→ Excerpt:
Trevor Plouffe: .259/.320/.449 in 354 plate appearances

Because he went from light-hitting shortstop prospect to good-hitting third baseman, whenever Trevor Plouffe puts together a good stretch offensively many people are quick to expect further development. Instead he's been remarkably consistent since becoming an everyday player and this season's production (.769 OPS) is very close to his numbers in 2012 (.751 OPS) and 2014 (.756 OPS). He's basically been a .250/.315/.440 hitter now for four years.

What has changed is that Plouffe went from being very rough defensively at third base to being solidly above average at the position, which is perhaps what should have been expected from a career-long shortstop making the transition in the majors. This season, like last season, Plouffe has been above average offensively and defensively to rank as one of the dozen best all-around third basemen in baseball. He was the Twins' second-best position player in the first half.

Torii Hunter: .257/.312/.444 in 333 plate appearances

Torii Hunter continues to hold off father time, putting together the same type of season for the Twins at age 39 that he had for the Tigers last year. He's been slightly above average offensively, making up for a 30-point drop in batting average with increased power and more walks (24) than he drew all of last season (23). Hunter has been extremely streaky, with a handful of huge games surrounded by mediocrity, but a .750 OPS at age 39 is as good as anyone should have expected.

→ To do:
- a) Reproduce everything in the Twins excerpt from "Because he went" down to "for four years.".
- b) According to the Twins excerpt, how many walks has Torii Hunter drawn this season?
- c) Render this sentence from the Twins excerpt in Spanish: "He was the Twins' second-best position player in the first half."

→ Information supplied:
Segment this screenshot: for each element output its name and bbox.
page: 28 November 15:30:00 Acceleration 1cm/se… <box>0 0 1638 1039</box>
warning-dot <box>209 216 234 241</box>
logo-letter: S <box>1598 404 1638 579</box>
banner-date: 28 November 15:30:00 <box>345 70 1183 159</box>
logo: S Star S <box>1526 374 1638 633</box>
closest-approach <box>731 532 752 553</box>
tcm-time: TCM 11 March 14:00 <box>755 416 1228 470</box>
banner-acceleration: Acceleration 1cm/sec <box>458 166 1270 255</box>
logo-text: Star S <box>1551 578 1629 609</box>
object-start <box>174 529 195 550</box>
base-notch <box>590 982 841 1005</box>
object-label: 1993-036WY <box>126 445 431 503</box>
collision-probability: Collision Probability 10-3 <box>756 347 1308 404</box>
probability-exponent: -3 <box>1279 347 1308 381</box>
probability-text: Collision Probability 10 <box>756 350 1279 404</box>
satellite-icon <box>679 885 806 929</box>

→ Task results:
- a)
Because he went from light-hitting shortstop prospect to good-hitting third baseman, whenever Trevor Plouffe puts together a good stretch offensively many people are quick to expect further development. Instead he's been remarkably consistent since becoming an everyday player and this season's production (.769 OPS) is very close to his numbers in 2012 (.751 OPS) and 2014 (.756 OPS). He's basically been a .250/.315/.440 hitter now for four years.

- b) 24

- c) Fue el segundo mejor jugador de posición de los Twins en la primera mitad.